[Begin Input records]

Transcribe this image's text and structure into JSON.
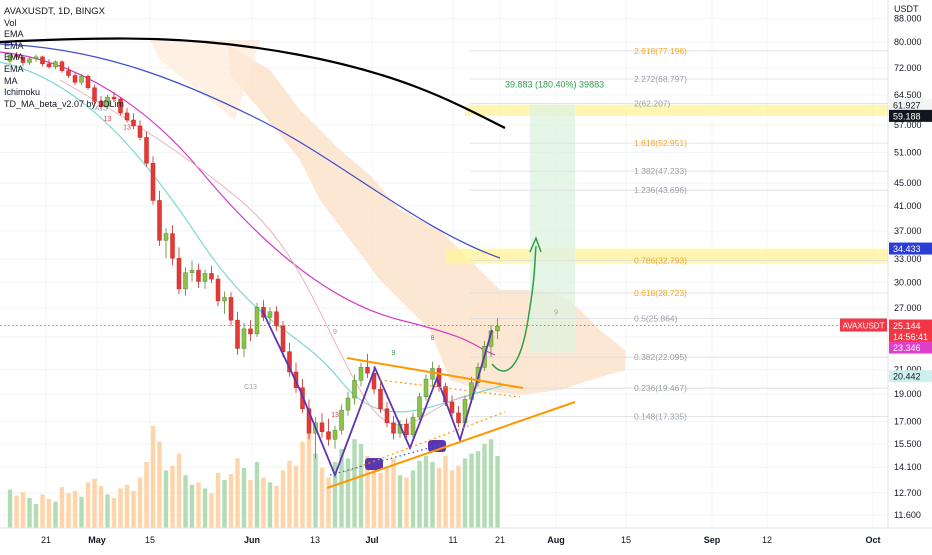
{
  "chart_data": {
    "type": "candlestick",
    "symbol": "AVAXUSDT, 1D, BINGX",
    "currency_label": "USDT",
    "indicator_legend": [
      "Vol",
      "EMA",
      "EMA",
      "EMA",
      "EMA",
      "MA",
      "Ichimoku",
      "TD_MA_beta_v2.07 by JDLim"
    ],
    "price_axis_ticks": [
      "88.000",
      "80.000",
      "72.000",
      "64.500",
      "57.000",
      "51.000",
      "45.000",
      "41.000",
      "37.000",
      "33.000",
      "30.000",
      "27.000",
      "24.000",
      "21.000",
      "19.000",
      "17.000",
      "15.500",
      "14.100",
      "12.700",
      "11.600"
    ],
    "time_axis_labels": [
      "21",
      "May",
      "15",
      "Jun",
      "13",
      "Jul",
      "11",
      "21",
      "Aug",
      "15",
      "Sep",
      "12",
      "Oct"
    ],
    "fib_levels": [
      {
        "label": "2.618(77.196)",
        "price": 77.196,
        "color": "#f5a623"
      },
      {
        "label": "2.272(68.797)",
        "price": 68.797,
        "color": "#9aa0a8"
      },
      {
        "label": "2(62.207)",
        "price": 62.207,
        "color": "#9aa0a8"
      },
      {
        "label": "1.618(52.951)",
        "price": 52.951,
        "color": "#f5a623"
      },
      {
        "label": "1.382(47.233)",
        "price": 47.233,
        "color": "#9aa0a8"
      },
      {
        "label": "1.236(43.696)",
        "price": 43.696,
        "color": "#9aa0a8"
      },
      {
        "label": "0.786(32.793)",
        "price": 32.793,
        "color": "#f5a623"
      },
      {
        "label": "0.618(28.723)",
        "price": 28.723,
        "color": "#f5a623"
      },
      {
        "label": "0.5(25.864)",
        "price": 25.864,
        "color": "#9aa0a8"
      },
      {
        "label": "0.382(22.095)",
        "price": 22.095,
        "color": "#9aa0a8"
      },
      {
        "label": "0.236(19.467)",
        "price": 19.467,
        "color": "#9aa0a8"
      },
      {
        "label": "0.148(17.335)",
        "price": 17.335,
        "color": "#9aa0a8"
      }
    ],
    "price_badges": [
      {
        "label": "61.927",
        "price": 61.927,
        "bg": "#f4f4f4",
        "fg": "#131722"
      },
      {
        "label": "59.188",
        "price": 59.188,
        "bg": "#131722",
        "fg": "#ffffff"
      },
      {
        "label": "34.433",
        "price": 34.433,
        "bg": "#2a3ed6",
        "fg": "#ffffff"
      },
      {
        "label": "25.144",
        "price": 25.144,
        "bg": "#f23645",
        "fg": "#ffffff"
      },
      {
        "label": "14:56:41",
        "price": 24.2,
        "bg": "#f23645",
        "fg": "#ffffff"
      },
      {
        "label": "23.346",
        "price": 23.346,
        "bg": "#e040c9",
        "fg": "#ffffff"
      },
      {
        "label": "20.442",
        "price": 20.442,
        "bg": "#cfeff0",
        "fg": "#131722"
      }
    ],
    "symbol_badge": "AVAXUSDT",
    "last_price": 25.144,
    "projection": {
      "label": "39.883 (180.40%) 39883",
      "color": "#2e9e49"
    },
    "td_counts": [
      {
        "text": "9",
        "i": 23,
        "price": 39.5,
        "color": "#f23645"
      },
      {
        "text": "13",
        "i": 18,
        "price": 56.0,
        "color": "#f23645"
      },
      {
        "text": "13",
        "i": 15,
        "price": 58.0,
        "color": "#f23645"
      },
      {
        "text": "13",
        "i": 50,
        "price": 17.3,
        "color": "#f23645"
      },
      {
        "text": "A13",
        "i": 14,
        "price": 60.5,
        "color": "#9aa0a8"
      },
      {
        "text": "C13",
        "i": 37,
        "price": 19.4,
        "color": "#9aa0a8"
      },
      {
        "text": "9",
        "i": 59,
        "price": 22.3,
        "color": "#2e9e49"
      },
      {
        "text": "8",
        "i": 65,
        "price": 23.7,
        "color": "#2e9e49"
      },
      {
        "text": "9",
        "i": 84,
        "price": 26.3,
        "color": "#9aa0a8"
      },
      {
        "text": "9",
        "i": 50,
        "price": 24.3,
        "color": "#9aa0a8"
      }
    ],
    "candles": [
      [
        74.0,
        76.6,
        73.2,
        75.8
      ],
      [
        75.8,
        76.8,
        74.5,
        75.2
      ],
      [
        75.2,
        75.9,
        72.6,
        73.6
      ],
      [
        73.6,
        75.4,
        72.9,
        74.7
      ],
      [
        74.7,
        76.1,
        73.8,
        75.3
      ],
      [
        75.3,
        75.7,
        72.4,
        73.2
      ],
      [
        73.2,
        74.6,
        71.8,
        72.3
      ],
      [
        72.3,
        74.2,
        71.6,
        73.8
      ],
      [
        73.8,
        74.3,
        70.6,
        71.2
      ],
      [
        71.2,
        72.4,
        69.1,
        69.8
      ],
      [
        69.8,
        70.6,
        67.2,
        67.9
      ],
      [
        67.9,
        70.2,
        67.1,
        69.6
      ],
      [
        69.6,
        70.1,
        65.8,
        66.4
      ],
      [
        66.4,
        67.2,
        62.1,
        62.8
      ],
      [
        62.8,
        64.2,
        60.8,
        61.5
      ],
      [
        61.5,
        64.5,
        60.9,
        63.9
      ],
      [
        63.9,
        65.2,
        62.6,
        63.4
      ],
      [
        63.4,
        63.8,
        59.3,
        59.9
      ],
      [
        59.9,
        61.2,
        57.6,
        58.2
      ],
      [
        58.2,
        59.8,
        56.1,
        56.8
      ],
      [
        56.8,
        58.1,
        53.6,
        54.2
      ],
      [
        54.2,
        55.5,
        48.1,
        48.8
      ],
      [
        48.8,
        50.2,
        41.2,
        41.9
      ],
      [
        41.9,
        43.6,
        34.8,
        35.6
      ],
      [
        35.6,
        37.4,
        33.1,
        36.6
      ],
      [
        36.6,
        37.9,
        32.2,
        33.1
      ],
      [
        33.1,
        34.6,
        28.6,
        29.2
      ],
      [
        29.2,
        31.9,
        28.4,
        31.2
      ],
      [
        31.2,
        32.8,
        30.1,
        31.5
      ],
      [
        31.5,
        32.4,
        29.3,
        30.1
      ],
      [
        30.1,
        31.6,
        29.2,
        31.1
      ],
      [
        31.1,
        32.1,
        29.9,
        30.4
      ],
      [
        30.4,
        30.9,
        27.2,
        27.8
      ],
      [
        27.8,
        28.9,
        26.4,
        28.2
      ],
      [
        28.2,
        28.8,
        25.1,
        25.7
      ],
      [
        25.7,
        26.6,
        22.3,
        22.9
      ],
      [
        22.9,
        25.4,
        22.1,
        24.8
      ],
      [
        24.8,
        25.7,
        23.6,
        24.3
      ],
      [
        24.3,
        27.6,
        24.0,
        27.1
      ],
      [
        27.1,
        27.9,
        25.6,
        26.0
      ],
      [
        26.0,
        27.1,
        25.3,
        26.6
      ],
      [
        26.6,
        27.2,
        24.6,
        25.1
      ],
      [
        25.1,
        25.6,
        22.1,
        22.6
      ],
      [
        22.6,
        23.4,
        20.4,
        20.8
      ],
      [
        20.8,
        21.6,
        19.1,
        19.5
      ],
      [
        19.5,
        20.2,
        17.6,
        17.9
      ],
      [
        17.9,
        18.6,
        15.8,
        16.2
      ],
      [
        16.2,
        17.3,
        14.6,
        16.9
      ],
      [
        16.9,
        17.6,
        15.9,
        16.3
      ],
      [
        16.3,
        17.2,
        15.4,
        15.8
      ],
      [
        15.8,
        16.7,
        15.2,
        16.4
      ],
      [
        16.4,
        18.2,
        16.1,
        17.8
      ],
      [
        17.8,
        19.2,
        17.4,
        18.7
      ],
      [
        18.7,
        20.6,
        18.2,
        20.1
      ],
      [
        20.1,
        21.6,
        19.6,
        21.2
      ],
      [
        21.2,
        22.4,
        20.3,
        20.7
      ],
      [
        20.7,
        21.3,
        19.0,
        19.4
      ],
      [
        19.4,
        19.9,
        17.6,
        17.9
      ],
      [
        17.9,
        18.4,
        16.6,
        16.9
      ],
      [
        16.9,
        17.4,
        15.8,
        16.2
      ],
      [
        16.2,
        17.1,
        15.9,
        16.8
      ],
      [
        16.8,
        17.2,
        15.9,
        16.1
      ],
      [
        16.1,
        17.6,
        15.9,
        17.3
      ],
      [
        17.3,
        19.1,
        17.1,
        18.8
      ],
      [
        18.8,
        20.6,
        18.5,
        20.2
      ],
      [
        20.2,
        21.7,
        19.6,
        21.1
      ],
      [
        21.1,
        21.4,
        19.2,
        19.6
      ],
      [
        19.6,
        19.9,
        18.1,
        18.4
      ],
      [
        18.4,
        18.9,
        17.2,
        17.6
      ],
      [
        17.6,
        18.1,
        16.6,
        16.9
      ],
      [
        16.9,
        18.9,
        16.7,
        18.6
      ],
      [
        18.6,
        20.4,
        18.3,
        19.9
      ],
      [
        19.9,
        21.6,
        19.6,
        21.2
      ],
      [
        21.2,
        23.6,
        20.9,
        23.1
      ],
      [
        23.1,
        25.2,
        22.1,
        24.6
      ],
      [
        24.6,
        25.9,
        23.8,
        25.1
      ]
    ],
    "volumes": [
      0.32,
      0.27,
      0.3,
      0.25,
      0.2,
      0.28,
      0.24,
      0.22,
      0.34,
      0.29,
      0.31,
      0.26,
      0.38,
      0.41,
      0.35,
      0.28,
      0.25,
      0.33,
      0.36,
      0.31,
      0.42,
      0.55,
      0.85,
      0.72,
      0.48,
      0.52,
      0.62,
      0.44,
      0.36,
      0.38,
      0.33,
      0.29,
      0.46,
      0.4,
      0.45,
      0.58,
      0.5,
      0.4,
      0.55,
      0.42,
      0.38,
      0.35,
      0.48,
      0.56,
      0.52,
      0.72,
      0.86,
      0.62,
      0.5,
      0.42,
      0.55,
      0.66,
      0.58,
      0.74,
      0.7,
      0.6,
      0.52,
      0.46,
      0.5,
      0.58,
      0.44,
      0.42,
      0.48,
      0.56,
      0.6,
      0.55,
      0.5,
      0.6,
      0.48,
      0.52,
      0.58,
      0.62,
      0.64,
      0.7,
      0.74,
      0.6
    ],
    "y_scale": "log",
    "y_range": [
      11.0,
      95.0
    ],
    "grid": true
  }
}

[End Input records]

## Task instructions
Each line that holds the word "AVAXUSDT" is to be copied.

## Solved exercise
    "symbol": "AVAXUSDT, 1D, BINGX",
    "symbol_badge": "AVAXUSDT",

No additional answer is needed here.